== Task goal ==
Copy all the material below, exactly as it stands.
━━━━━━━━━━
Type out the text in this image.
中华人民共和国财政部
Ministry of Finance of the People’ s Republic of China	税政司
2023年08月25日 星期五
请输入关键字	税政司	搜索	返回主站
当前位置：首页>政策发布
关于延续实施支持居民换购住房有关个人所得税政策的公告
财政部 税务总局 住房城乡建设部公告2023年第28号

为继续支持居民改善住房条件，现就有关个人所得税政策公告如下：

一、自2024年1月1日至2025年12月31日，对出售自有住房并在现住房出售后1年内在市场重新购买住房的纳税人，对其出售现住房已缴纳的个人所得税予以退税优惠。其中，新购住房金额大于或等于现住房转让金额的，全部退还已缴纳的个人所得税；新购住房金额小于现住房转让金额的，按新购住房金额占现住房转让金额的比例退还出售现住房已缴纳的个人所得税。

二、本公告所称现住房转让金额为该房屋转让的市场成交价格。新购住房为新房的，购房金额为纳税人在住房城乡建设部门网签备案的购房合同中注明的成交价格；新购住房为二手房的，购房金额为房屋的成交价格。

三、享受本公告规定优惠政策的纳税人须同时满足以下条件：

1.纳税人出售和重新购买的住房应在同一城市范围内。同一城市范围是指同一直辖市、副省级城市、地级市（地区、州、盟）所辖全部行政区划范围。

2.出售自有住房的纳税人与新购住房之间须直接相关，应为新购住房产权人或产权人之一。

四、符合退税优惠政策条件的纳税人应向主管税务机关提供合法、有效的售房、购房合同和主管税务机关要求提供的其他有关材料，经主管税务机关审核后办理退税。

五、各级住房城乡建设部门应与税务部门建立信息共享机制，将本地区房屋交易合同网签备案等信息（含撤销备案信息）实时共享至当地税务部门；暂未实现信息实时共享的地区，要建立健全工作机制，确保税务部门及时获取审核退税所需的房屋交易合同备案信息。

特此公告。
━━━━━━━━━━
== Exercise result ==
Type out the text in this image.
中华人民共和国财政部
Ministry of Finance of the People’ s Republic of China	税政司
2023年08月25日 星期五
请输入关键字	税政司	搜索	返回主站
当前位置：首页>政策发布
关于延续实施支持居民换购住房有关个人所得税政策的公告
财政部 税务总局 住房城乡建设部公告2023年第28号

为继续支持居民改善住房条件，现就有关个人所得税政策公告如下：

一、自2024年1月1日至2025年12月31日，对出售自有住房并在现住房出售后1年内在市场重新购买住房的纳税人，对其出售现住房已缴纳的个人所得税予以退税优惠。其中，新购住房金额大于或等于现住房转让金额的，全部退还已缴纳的个人所得税；新购住房金额小于现住房转让金额的，按新购住房金额占现住房转让金额的比例退还出售现住房已缴纳的个人所得税。

二、本公告所称现住房转让金额为该房屋转让的市场成交价格。新购住房为新房的，购房金额为纳税人在住房城乡建设部门网签备案的购房合同中注明的成交价格；新购住房为二手房的，购房金额为房屋的成交价格。

三、享受本公告规定优惠政策的纳税人须同时满足以下条件：

1.纳税人出售和重新购买的住房应在同一城市范围内。同一城市范围是指同一直辖市、副省级城市、地级市（地区、州、盟）所辖全部行政区划范围。

2.出售自有住房的纳税人与新购住房之间须直接相关，应为新购住房产权人或产权人之一。

四、符合退税优惠政策条件的纳税人应向主管税务机关提供合法、有效的售房、购房合同和主管税务机关要求提供的其他有关材料，经主管税务机关审核后办理退税。

五、各级住房城乡建设部门应与税务部门建立信息共享机制，将本地区房屋交易合同网签备案等信息（含撤销备案信息）实时共享至当地税务部门；暂未实现信息实时共享的地区，要建立健全工作机制，确保税务部门及时获取审核退税所需的房屋交易合同备案信息。

特此公告。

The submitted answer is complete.